* **PROBLEM**: The data below should be printed in full, exactly, and without any of its images.

* **RECORDS**:
"""

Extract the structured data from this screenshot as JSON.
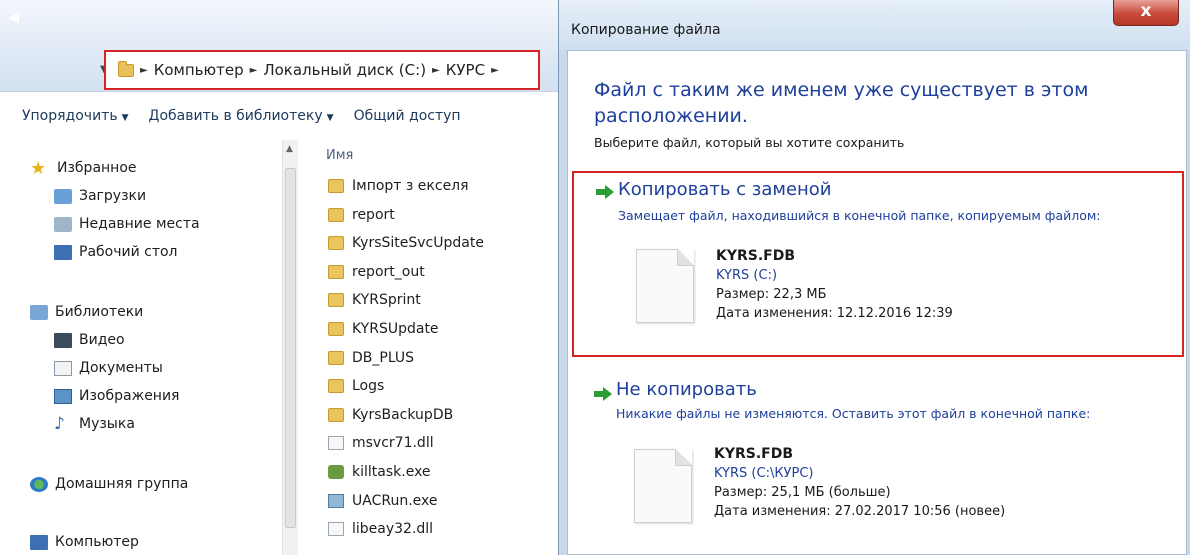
{
  "explorer": {
    "address": {
      "crumbs": [
        "Компьютер",
        "Локальный диск (C:)",
        "КУРС"
      ]
    },
    "toolbar": {
      "organize": "Упорядочить",
      "add_to_library": "Добавить в библиотеку",
      "share": "Общий доступ"
    },
    "nav": {
      "favorites": "Избранное",
      "downloads": "Загрузки",
      "recent": "Недавние места",
      "desktop": "Рабочий стол",
      "libraries": "Библиотеки",
      "video": "Видео",
      "documents": "Документы",
      "pictures": "Изображения",
      "music": "Музыка",
      "homegroup": "Домашняя группа",
      "computer": "Компьютер"
    },
    "file_list": {
      "column_name": "Имя",
      "files": [
        {
          "name": "Імпорт з екселя",
          "type": "folder"
        },
        {
          "name": "report",
          "type": "folder"
        },
        {
          "name": "KyrsSiteSvcUpdate",
          "type": "folder"
        },
        {
          "name": "report_out",
          "type": "folder"
        },
        {
          "name": "KYRSprint",
          "type": "folder"
        },
        {
          "name": "KYRSUpdate",
          "type": "folder"
        },
        {
          "name": "DB_PLUS",
          "type": "folder"
        },
        {
          "name": "Logs",
          "type": "folder"
        },
        {
          "name": "KyrsBackupDB",
          "type": "folder"
        },
        {
          "name": "msvcr71.dll",
          "type": "dll"
        },
        {
          "name": "killtask.exe",
          "type": "exe1"
        },
        {
          "name": "UACRun.exe",
          "type": "exe2"
        },
        {
          "name": "libeay32.dll",
          "type": "dll"
        }
      ]
    }
  },
  "dialog": {
    "title": "Копирование файла",
    "heading": "Файл с таким же именем уже существует в этом расположении.",
    "instruction": "Выберите файл, который вы хотите сохранить",
    "replace": {
      "title": "Копировать с заменой",
      "description": "Замещает файл, находившийся в конечной папке, копируемым файлом:",
      "file_name": "KYRS.FDB",
      "location": "KYRS (C:)",
      "size": "Размер: 22,3 МБ",
      "modified": "Дата изменения: 12.12.2016 12:39"
    },
    "skip": {
      "title": "Не копировать",
      "description": "Никакие файлы не изменяются. Оставить этот файл в конечной папке:",
      "file_name": "KYRS.FDB",
      "location": "KYRS (C:\\КУРС)",
      "size": "Размер: 25,1 МБ (больше)",
      "modified": "Дата изменения: 27.02.2017 10:56 (новее)"
    }
  }
}
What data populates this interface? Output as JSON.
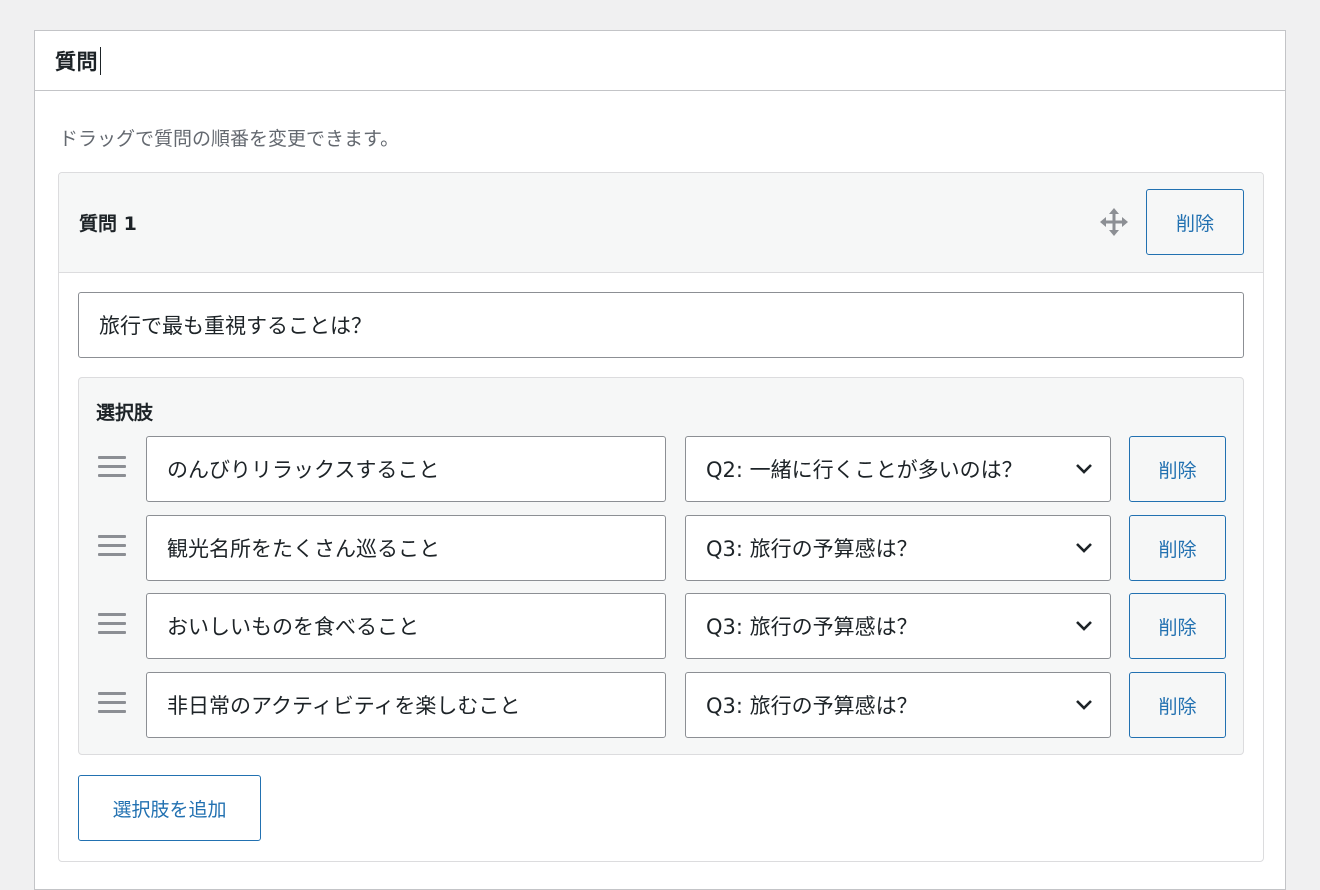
{
  "panel": {
    "title": "質問",
    "hint": "ドラッグで質問の順番を変更できます。"
  },
  "question": {
    "title": "質問 1",
    "delete_label": "削除",
    "text": "旅行で最も重視することは？",
    "choices_title": "選択肢",
    "choices": [
      {
        "text": "のんびりリラックスすること",
        "next": "Q2: 一緒に行くことが多いのは？",
        "delete_label": "削除"
      },
      {
        "text": "観光名所をたくさん巡ること",
        "next": "Q3: 旅行の予算感は？",
        "delete_label": "削除"
      },
      {
        "text": "おいしいものを食べること",
        "next": "Q3: 旅行の予算感は？",
        "delete_label": "削除"
      },
      {
        "text": "非日常のアクティビティを楽しむこと",
        "next": "Q3: 旅行の予算感は？",
        "delete_label": "削除"
      }
    ],
    "add_choice_label": "選択肢を追加"
  },
  "colors": {
    "accent": "#2271b1",
    "border": "#8c8f94",
    "background": "#f0f0f1",
    "panel_muted": "#f6f7f7"
  }
}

"""

* **WRITTEN REPLY**:
Extract the structured data from this screenshot as JSON.
{
  "explorer": {
    "address": {
      "crumbs": [
        "Компьютер",
        "Локальный диск (C:)",
        "КУРС"
      ]
    },
    "toolbar": {
      "organize": "Упорядочить",
      "add_to_library": "Добавить в библиотеку",
      "share": "Общий доступ"
    },
    "nav": {
      "favorites": "Избранное",
      "downloads": "Загрузки",
      "recent": "Недавние места",
      "desktop": "Рабочий стол",
      "libraries": "Библиотеки",
      "video": "Видео",
      "documents": "Документы",
      "pictures": "Изображения",
      "music": "Музыка",
      "homegroup": "Домашняя группа",
      "computer": "Компьютер"
    },
    "file_list": {
      "column_name": "Имя",
      "files": [
        {
          "name": "Імпорт з екселя",
          "type": "folder"
        },
        {
          "name": "report",
          "type": "folder"
        },
        {
          "name": "KyrsSiteSvcUpdate",
          "type": "folder"
        },
        {
          "name": "report_out",
          "type": "folder"
        },
        {
          "name": "KYRSprint",
          "type": "folder"
        },
        {
          "name": "KYRSUpdate",
          "type": "folder"
        },
        {
          "name": "DB_PLUS",
          "type": "folder"
        },
        {
          "name": "Logs",
          "type": "folder"
        },
        {
          "name": "KyrsBackupDB",
          "type": "folder"
        },
        {
          "name": "msvcr71.dll",
          "type": "dll"
        },
        {
          "name": "killtask.exe",
          "type": "exe1"
        },
        {
          "name": "UACRun.exe",
          "type": "exe2"
        },
        {
          "name": "libeay32.dll",
          "type": "dll"
        }
      ]
    }
  },
  "dialog": {
    "title": "Копирование файла",
    "heading": "Файл с таким же именем уже существует в этом расположении.",
    "instruction": "Выберите файл, который вы хотите сохранить",
    "replace": {
      "title": "Копировать с заменой",
      "description": "Замещает файл, находившийся в конечной папке, копируемым файлом:",
      "file_name": "KYRS.FDB",
      "location": "KYRS (C:)",
      "size": "Размер: 22,3 МБ",
      "modified": "Дата изменения: 12.12.2016 12:39"
    },
    "skip": {
      "title": "Не копировать",
      "description": "Никакие файлы не изменяются. Оставить этот файл в конечной папке:",
      "file_name": "KYRS.FDB",
      "location": "KYRS (C:\\КУРС)",
      "size": "Размер: 25,1 МБ (больше)",
      "modified": "Дата изменения: 27.02.2017 10:56 (новее)"
    }
  }
}
What data populates this interface? Output as JSON.
{
  "panel": {
    "title": "質問",
    "hint": "ドラッグで質問の順番を変更できます。"
  },
  "question": {
    "title": "質問 1",
    "delete_label": "削除",
    "text": "旅行で最も重視することは？",
    "choices_title": "選択肢",
    "choices": [
      {
        "text": "のんびりリラックスすること",
        "next": "Q2: 一緒に行くことが多いのは？",
        "delete_label": "削除"
      },
      {
        "text": "観光名所をたくさん巡ること",
        "next": "Q3: 旅行の予算感は？",
        "delete_label": "削除"
      },
      {
        "text": "おいしいものを食べること",
        "next": "Q3: 旅行の予算感は？",
        "delete_label": "削除"
      },
      {
        "text": "非日常のアクティビティを楽しむこと",
        "next": "Q3: 旅行の予算感は？",
        "delete_label": "削除"
      }
    ],
    "add_choice_label": "選択肢を追加"
  },
  "colors": {
    "accent": "#2271b1",
    "border": "#8c8f94",
    "background": "#f0f0f1",
    "panel_muted": "#f6f7f7"
  }
}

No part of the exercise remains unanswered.